§ **WHAT THE TASK REQUIRES**: How many lines in this material include the string "conocimientos"? Answer with the number and nothing further.

(Data records)
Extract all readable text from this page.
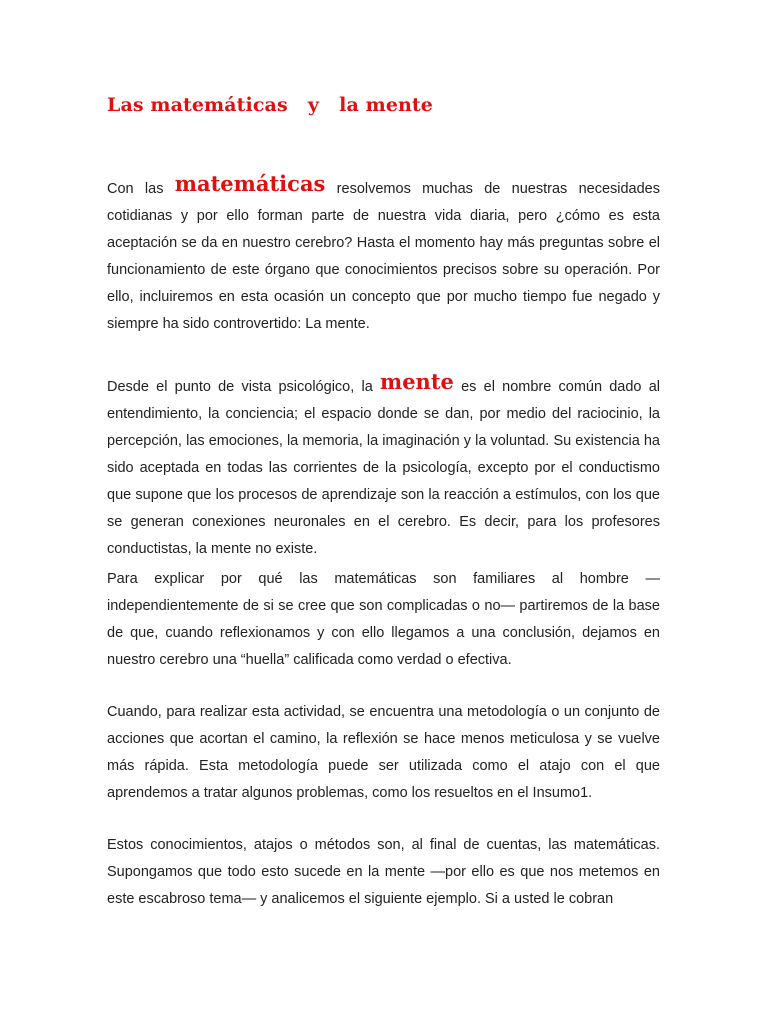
Las matemáticas   y   la mente

Con las matemáticas resolvemos muchas de nuestras necesidades cotidianas y por ello forman parte de nuestra vida diaria, pero ¿cómo es esta aceptación se da en nuestro cerebro? Hasta el momento hay más preguntas sobre el funcionamiento de este órgano que conocimientos precisos sobre su operación. Por ello, incluiremos en esta ocasión un concepto que por mucho tiempo fue negado y siempre ha sido controvertido: La mente.

Desde el punto de vista psicológico, la mente es el nombre común dado al entendimiento, la conciencia; el espacio donde se dan, por medio del raciocinio, la percepción, las emociones, la memoria, la imaginación y la voluntad. Su existencia ha sido aceptada en todas las corrientes de la psicología, excepto por el conductismo que supone que los procesos de aprendizaje son la reacción a estímulos, con los que se generan conexiones neuronales en el cerebro. Es decir, para los profesores conductistas, la mente no existe.

Para explicar por qué las matemáticas son familiares al hombre —independientemente de si se cree que son complicadas o no— partiremos de la base de que, cuando reflexionamos y con ello llegamos a una conclusión, dejamos en nuestro cerebro una “huella” calificada como verdad o efectiva.

Cuando, para realizar esta actividad, se encuentra una metodología o un conjunto de acciones que acortan el camino, la reflexión se hace menos meticulosa y se vuelve más rápida. Esta metodología puede ser utilizada como el atajo con el que aprendemos a tratar algunos problemas, como los resueltos en el Insumo1.

Estos conocimientos, atajos o métodos son, al final de cuentas, las matemáticas. Supongamos que todo esto sucede en la mente —por ello es que nos metemos en este escabroso tema— y analicemos el siguiente ejemplo. Si a usted le cobran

§ **SOLUTION**: 2